Could you repeat the records below exactly, leaving out any pictures?

━━━ Dataset records

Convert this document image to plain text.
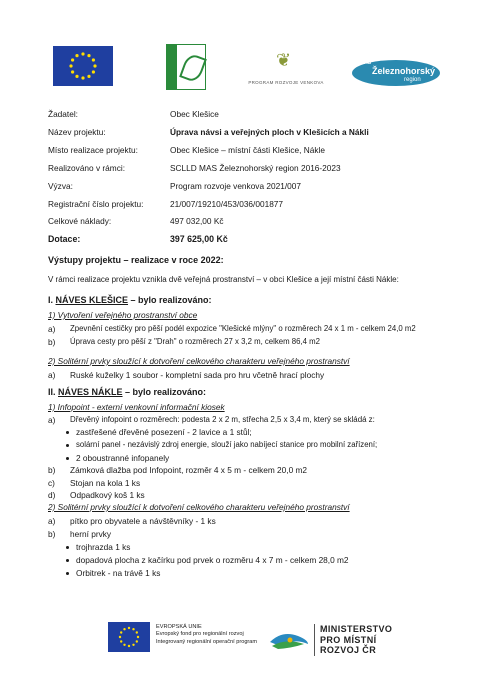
❦
PROGRAM ROZVOJE VENKOVA
MAS
Železnohorský
region
Žadatel:	Obec Klešice
Název projektu:	Úprava návsi a veřejných ploch v Klešicích a Nákli
Místo realizace projektu:	Obec Klešice – místní části Klešice, Nákle
Realizováno v rámci:	SCLLD MAS Železnohorský region 2016-2023
Výzva:	Program rozvoje venkova 2021/007
Registrační číslo projektu:	21/007/19210/453/036/001877
Celkové náklady:	497 032,00 Kč
Dotace:	397 625,00 Kč
Výstupy projektu – realizace v roce 2022:
V rámci realizace projektu vznikla dvě veřejná prostranství – v obci Klešice a její místní části Nákle:
I. NÁVES KLEŠICE – bylo realizováno:
1) Vytvoření veřejného prostranství obce
a) Zpevnění cestičky pro pěší podél expozice "Klešické mlýny" o rozměrech 24 x 1 m - celkem 24,0 m2
b) Úprava cesty pro pěší z "Drah" o rozměrech 27 x 3,2 m, celkem 86,4 m2
2) Solitérní prvky sloužící k dotvoření celkového charakteru veřejného prostranství
a) Ruské kuželky 1 soubor - kompletní sada pro hru včetně hrací plochy
II. NÁVES NÁKLE – bylo realizováno:
1) Infopoint - externí venkovní informační kiosek
a) Dřevěný infopoint o rozměrech: podesta 2 x 2 m, střecha 2,5 x 3,4 m, který se skládá z:
zastřešené dřevěné posezení - 2 lavice a 1 stůl;
solární panel - nezávislý zdroj energie, slouží jako nabíjecí stanice pro mobilní zařízení;
2 oboustranné infopanely
b) Zámková dlažba pod Infopoint, rozměr 4 x 5 m - celkem 20,0 m2
c) Stojan na kola 1 ks
d) Odpadkový koš 1 ks
2) Solitérní prvky sloužící k dotvoření celkového charakteru veřejného prostranství
a) pítko pro obyvatele a návštěvníky - 1 ks
b) herní prvky
trojhrazda 1 ks
dopadová plocha z kačírku pod prvek o rozměru 4 x 7 m - celkem 28,0 m2
Orbitrek - na trávě 1 ks
EVROPSKÁ UNIE
Evropský fond pro regionální rozvoj
Integrovaný regionální operační program
MINISTERSTVO
PRO MÍSTNÍ
ROZVOJ ČR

━━━━━━

→ **Solution for this problem**
Convert this document image to plain text.
❦
PROGRAM ROZVOJE VENKOVA
MAS
Železnohorský
region
Žadatel:	Obec Klešice
Název projektu:	Úprava návsi a veřejných ploch v Klešicích a Nákli
Místo realizace projektu:	Obec Klešice – místní části Klešice, Nákle
Realizováno v rámci:	SCLLD MAS Železnohorský region 2016-2023
Výzva:	Program rozvoje venkova 2021/007
Registrační číslo projektu:	21/007/19210/453/036/001877
Celkové náklady:	497 032,00 Kč
Dotace:	397 625,00 Kč
Výstupy projektu – realizace v roce 2022:
V rámci realizace projektu vznikla dvě veřejná prostranství – v obci Klešice a její místní části Nákle:
I. NÁVES KLEŠICE – bylo realizováno:
1) Vytvoření veřejného prostranství obce
a) Zpevnění cestičky pro pěší podél expozice "Klešické mlýny" o rozměrech 24 x 1 m - celkem 24,0 m2
b) Úprava cesty pro pěší z "Drah" o rozměrech 27 x 3,2 m, celkem 86,4 m2
2) Solitérní prvky sloužící k dotvoření celkového charakteru veřejného prostranství
a) Ruské kuželky 1 soubor - kompletní sada pro hru včetně hrací plochy
II. NÁVES NÁKLE – bylo realizováno:
1) Infopoint - externí venkovní informační kiosek
a) Dřevěný infopoint o rozměrech: podesta 2 x 2 m, střecha 2,5 x 3,4 m, který se skládá z:
zastřešené dřevěné posezení - 2 lavice a 1 stůl;
solární panel - nezávislý zdroj energie, slouží jako nabíjecí stanice pro mobilní zařízení;
2 oboustranné infopanely
b) Zámková dlažba pod Infopoint, rozměr 4 x 5 m - celkem 20,0 m2
c) Stojan na kola 1 ks
d) Odpadkový koš 1 ks
2) Solitérní prvky sloužící k dotvoření celkového charakteru veřejného prostranství
a) pítko pro obyvatele a návštěvníky - 1 ks
b) herní prvky
trojhrazda 1 ks
dopadová plocha z kačírku pod prvek o rozměru 4 x 7 m - celkem 28,0 m2
Orbitrek - na trávě 1 ks
EVROPSKÁ UNIE
Evropský fond pro regionální rozvoj
Integrovaný regionální operační program
MINISTERSTVO
PRO MÍSTNÍ
ROZVOJ ČR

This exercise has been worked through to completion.